(Data entries)
****

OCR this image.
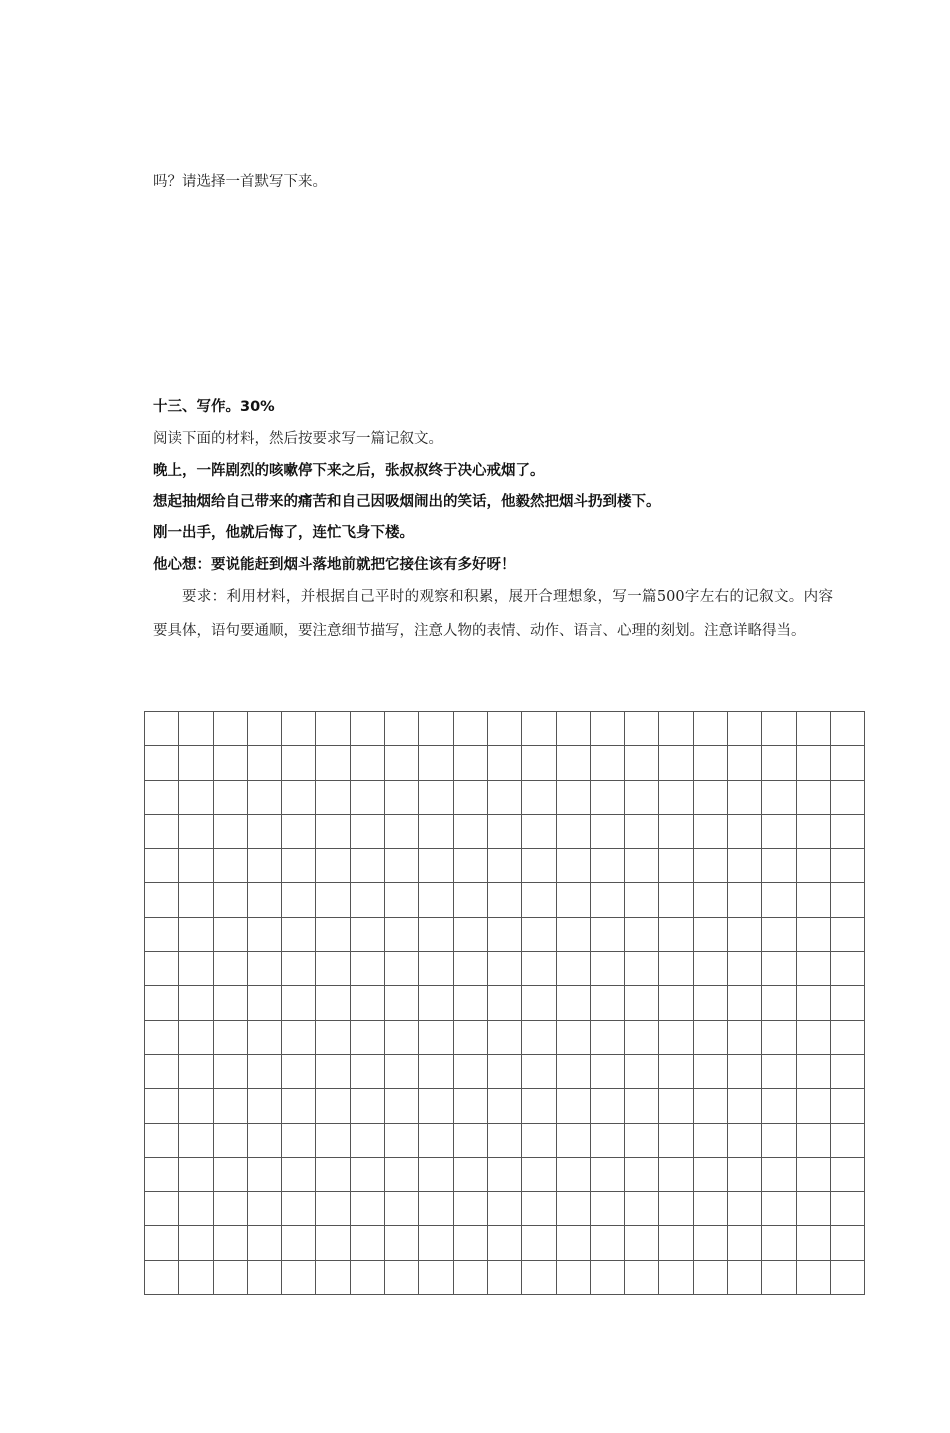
吗？请选择一首默写下来。
十三、写作。30%
阅读下面的材料，然后按要求写一篇记叙文。
晚上，一阵剧烈的咳嗽停下来之后，张叔叔终于决心戒烟了。
想起抽烟给自己带来的痛苦和自己因吸烟闹出的笑话，他毅然把烟斗扔到楼下。
刚一出手，他就后悔了，连忙飞身下楼。
他心想：要说能赶到烟斗落地前就把它接住该有多好呀！
要求：利用材料，并根据自己平时的观察和积累，展开合理想象，写一篇500字左右的记叙文。内容要具体，语句要通顺，要注意细节描写，注意人物的表情、动作、语言、心理的刻划。注意详略得当。
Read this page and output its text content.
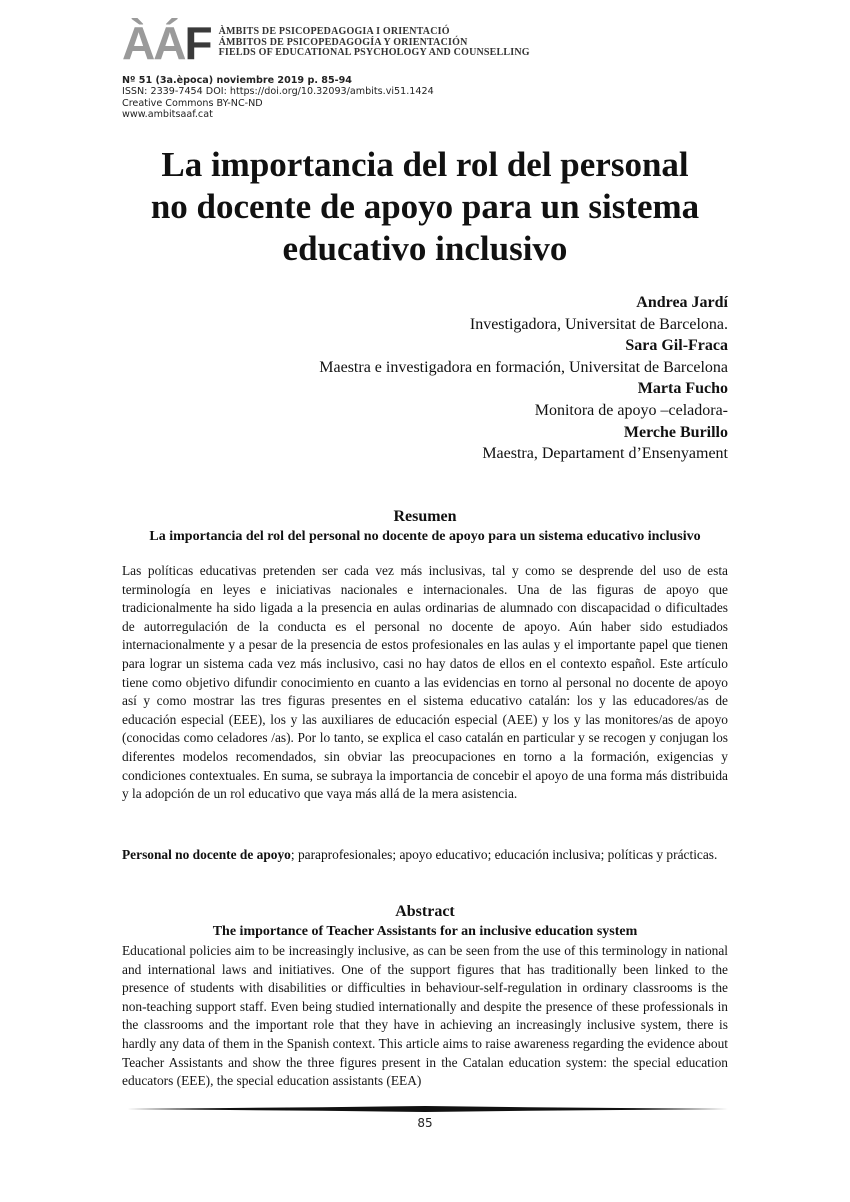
ÀÁ F ÀMBITS DE PSICOPEDAGOGIA I ORIENTACIÓ
ÁMBITOS DE PSICOPEDAGOGÍA Y ORIENTACIÓN
FIELDS OF EDUCATIONAL PSYCHOLOGY AND COUNSELLING
Nº 51 (3a.època) noviembre 2019 p. 85-94
ISSN: 2339-7454 DOI: https://doi.org/10.32093/ambits.vi51.1424
Creative Commons BY-NC-ND
www.ambitsaaf.cat
La importancia del rol del personal
no docente de apoyo para un sistema
educativo inclusivo
Andrea Jardí
Investigadora, Universitat de Barcelona.
Sara Gil-Fraca
Maestra e investigadora en formación, Universitat de Barcelona
Marta Fucho
Monitora de apoyo –celadora-
Merche Burillo
Maestra, Departament d’Ensenyament
Resumen
La importancia del rol del personal no docente de apoyo para un sistema educativo inclusivo
Las políticas educativas pretenden ser cada vez más inclusivas, tal y como se desprende del uso de esta terminología en leyes e iniciativas nacionales e internacionales. Una de las figuras de apoyo que tradicionalmente ha sido ligada a la presencia en aulas ordinarias de alumnado con discapacidad o dificultades de autorregulación de la conducta es el personal no docente de apoyo. Aún haber sido estudiados internacionalmente y a pesar de la presencia de estos profesionales en las aulas y el importante papel que tienen para lograr un sistema cada vez más inclusivo, casi no hay datos de ellos en el contexto español. Este artículo tiene como objetivo difundir conocimiento en cuanto a las evidencias en torno al personal no docente de apoyo así y como mostrar las tres figuras presentes en el sistema educativo catalán: los y las educadores/as de educación especial (EEE), los y las auxiliares de educación especial (AEE) y los y las monitores/as de apoyo (conocidas como celadores /as). Por lo tanto, se explica el caso catalán en particular y se recogen y conjugan los diferentes modelos recomendados, sin obviar las preocupaciones en torno a la formación, exigencias y condiciones contextuales. En suma, se subraya la importancia de concebir el apoyo de una forma más distribuida y la adopción de un rol educativo que vaya más allá de la mera asistencia.
Personal no docente de apoyo; paraprofesionales; apoyo educativo; educación inclusiva; políticas y prácticas.
Abstract
The importance of Teacher Assistants for an inclusive education system
Educational policies aim to be increasingly inclusive, as can be seen from the use of this terminology in national and international laws and initiatives. One of the support figures that has traditionally been linked to the presence of students with disabilities or difficulties in behaviour-self-regulation in ordinary classrooms is the non-teaching support staff. Even being studied internationally and despite the presence of these professionals in the classrooms and the important role that they have in achieving an increasingly inclusive system, there is hardly any data of them in the Spanish context. This article aims to raise awareness regarding the evidence about Teacher Assistants and show the three figures present in the Catalan education system: the special education educators (EEE), the special education assistants (EEA)
85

****

* Work to be completed *
Reply with one number only: how many lines of the listing hold "Universitat"?

* Solution for this exercise *
2